DESCRIPTION OF THE TASK: Write out each record below exactly as it appears, with no pictures.

DATA PROVIDED:
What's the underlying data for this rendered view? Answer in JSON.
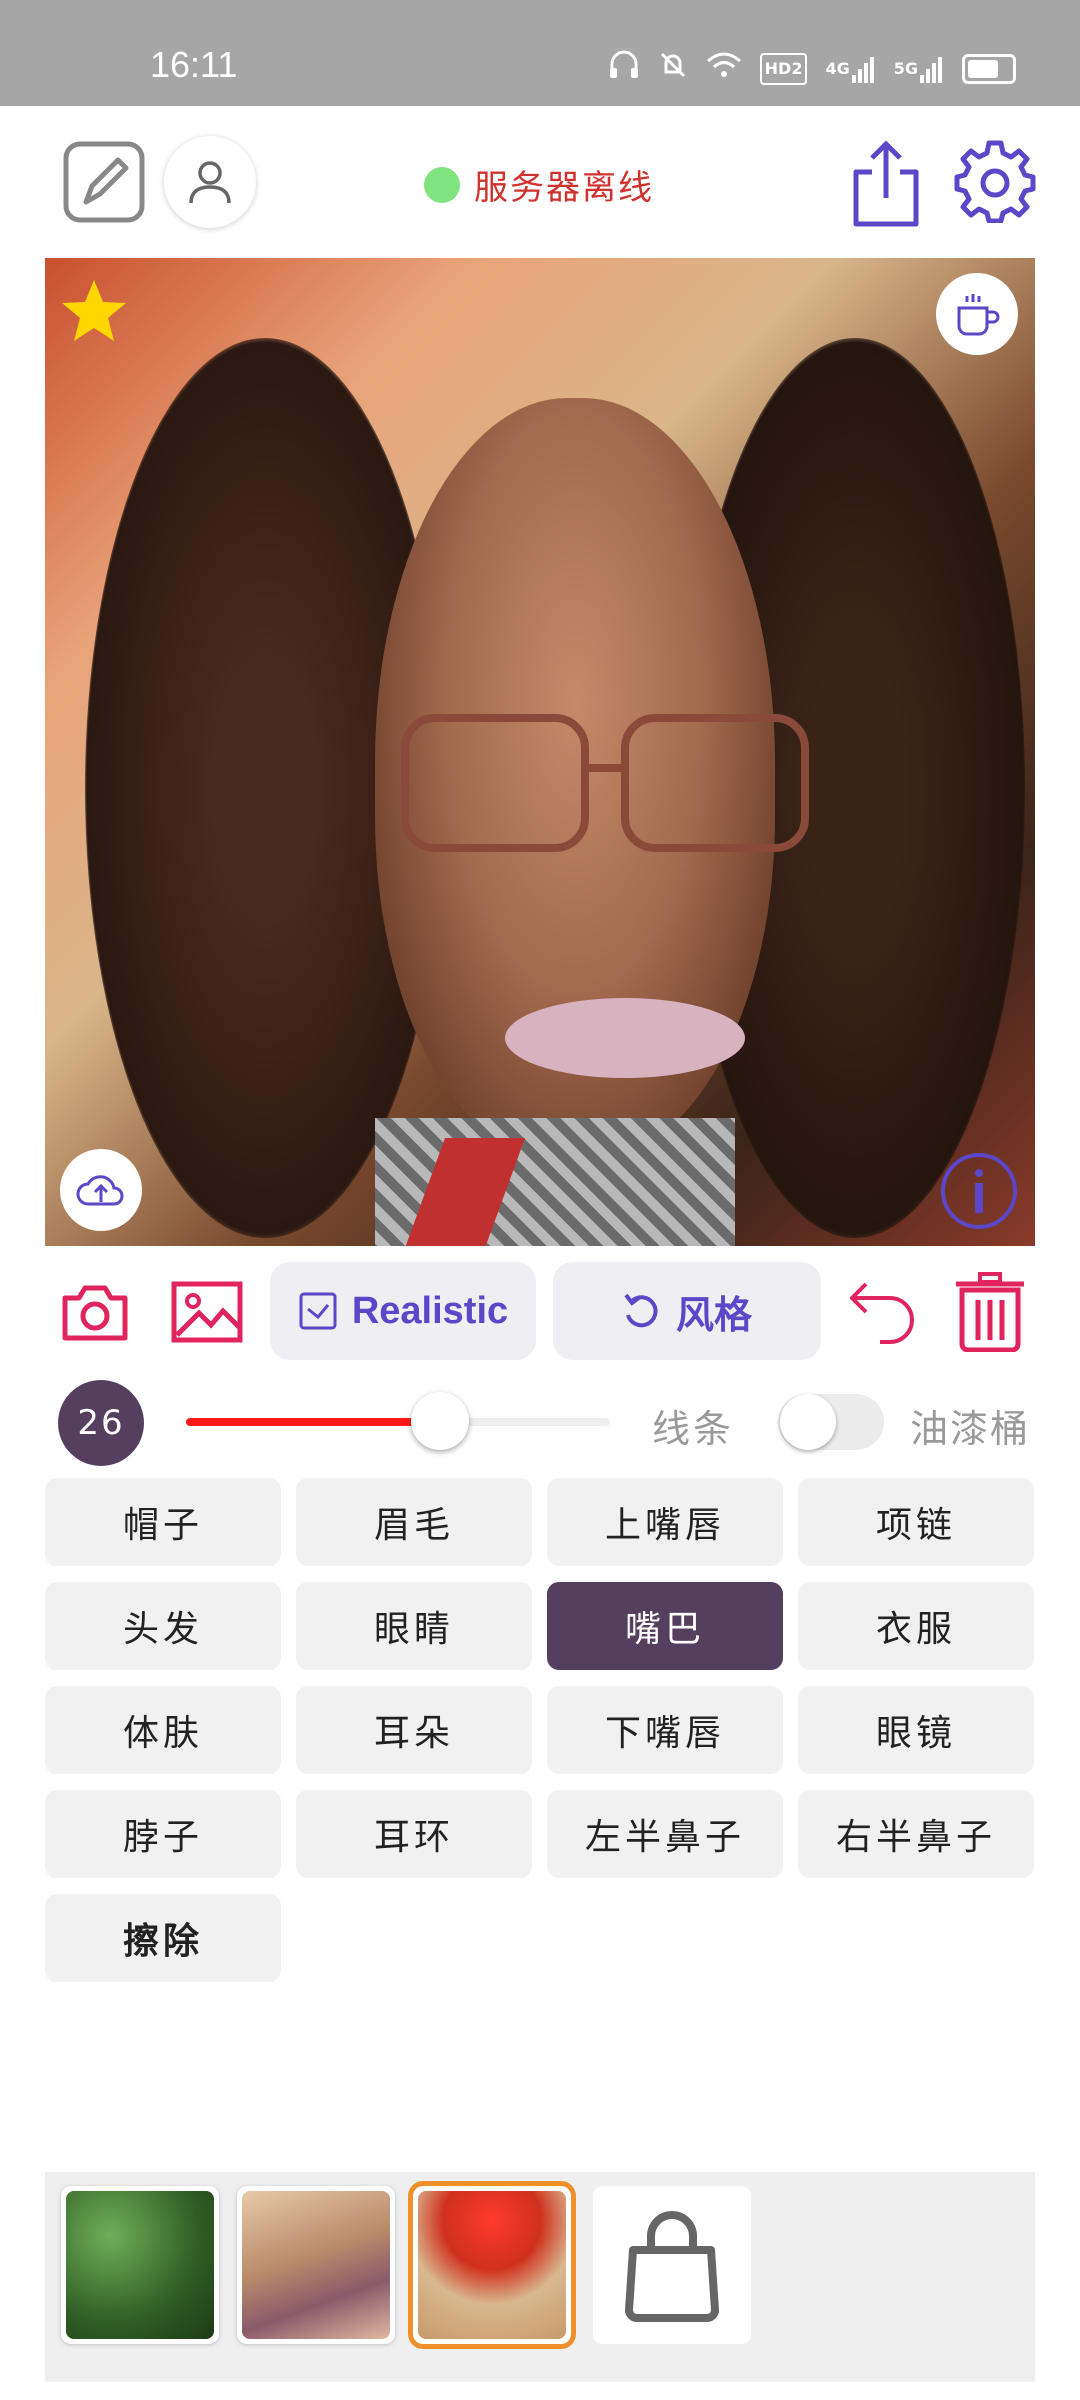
{
  "status": {
    "time": "16:11",
    "icons": [
      "headphones-icon",
      "bell-off-icon",
      "wifi-icon",
      "hd2-icon",
      "4g-signal-icon",
      "5g-signal-icon",
      "battery-icon"
    ],
    "hd_label": "HD2",
    "net4g": "4G",
    "net5g": "5G"
  },
  "header": {
    "server_status": "服务器离线",
    "server_status_color": "#7fe37f"
  },
  "toolbar": {
    "style_primary": "Realistic",
    "style_button": "风格"
  },
  "brush": {
    "size": "26",
    "slider_fraction": 0.6,
    "line_label": "线条",
    "bucket_label": "油漆桶",
    "bucket_enabled": false
  },
  "parts": [
    {
      "label": "帽子"
    },
    {
      "label": "眉毛"
    },
    {
      "label": "上嘴唇"
    },
    {
      "label": "项链"
    },
    {
      "label": "头发"
    },
    {
      "label": "眼睛"
    },
    {
      "label": "嘴巴",
      "active": true
    },
    {
      "label": "衣服"
    },
    {
      "label": "体肤"
    },
    {
      "label": "耳朵"
    },
    {
      "label": "下嘴唇"
    },
    {
      "label": "眼镜"
    },
    {
      "label": "脖子"
    },
    {
      "label": "耳环"
    },
    {
      "label": "左半鼻子"
    },
    {
      "label": "右半鼻子"
    },
    {
      "label": "擦除",
      "bold": true
    }
  ],
  "colors": {
    "accent_purple": "#5b47c7",
    "accent_red": "#e0245e",
    "active_cell": "#54405e",
    "slider_fill": "#ff1a1a"
  },
  "styles": [
    {
      "name": "green-foliage-style"
    },
    {
      "name": "lace-texture-style"
    },
    {
      "name": "red-tree-style",
      "selected": true
    },
    {
      "name": "shop-bag-icon"
    }
  ]
}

COMPLETED EXERCISE:
What's the underlying data for this rendered view? Answer in JSON.
{
  "status": {
    "time": "16:11",
    "icons": [
      "headphones-icon",
      "bell-off-icon",
      "wifi-icon",
      "hd2-icon",
      "4g-signal-icon",
      "5g-signal-icon",
      "battery-icon"
    ],
    "hd_label": "HD2",
    "net4g": "4G",
    "net5g": "5G"
  },
  "header": {
    "server_status": "服务器离线",
    "server_status_color": "#7fe37f"
  },
  "toolbar": {
    "style_primary": "Realistic",
    "style_button": "风格"
  },
  "brush": {
    "size": "26",
    "slider_fraction": 0.6,
    "line_label": "线条",
    "bucket_label": "油漆桶",
    "bucket_enabled": false
  },
  "parts": [
    {
      "label": "帽子"
    },
    {
      "label": "眉毛"
    },
    {
      "label": "上嘴唇"
    },
    {
      "label": "项链"
    },
    {
      "label": "头发"
    },
    {
      "label": "眼睛"
    },
    {
      "label": "嘴巴",
      "active": true
    },
    {
      "label": "衣服"
    },
    {
      "label": "体肤"
    },
    {
      "label": "耳朵"
    },
    {
      "label": "下嘴唇"
    },
    {
      "label": "眼镜"
    },
    {
      "label": "脖子"
    },
    {
      "label": "耳环"
    },
    {
      "label": "左半鼻子"
    },
    {
      "label": "右半鼻子"
    },
    {
      "label": "擦除",
      "bold": true
    }
  ],
  "colors": {
    "accent_purple": "#5b47c7",
    "accent_red": "#e0245e",
    "active_cell": "#54405e",
    "slider_fill": "#ff1a1a"
  },
  "styles": [
    {
      "name": "green-foliage-style"
    },
    {
      "name": "lace-texture-style"
    },
    {
      "name": "red-tree-style",
      "selected": true
    },
    {
      "name": "shop-bag-icon"
    }
  ]
}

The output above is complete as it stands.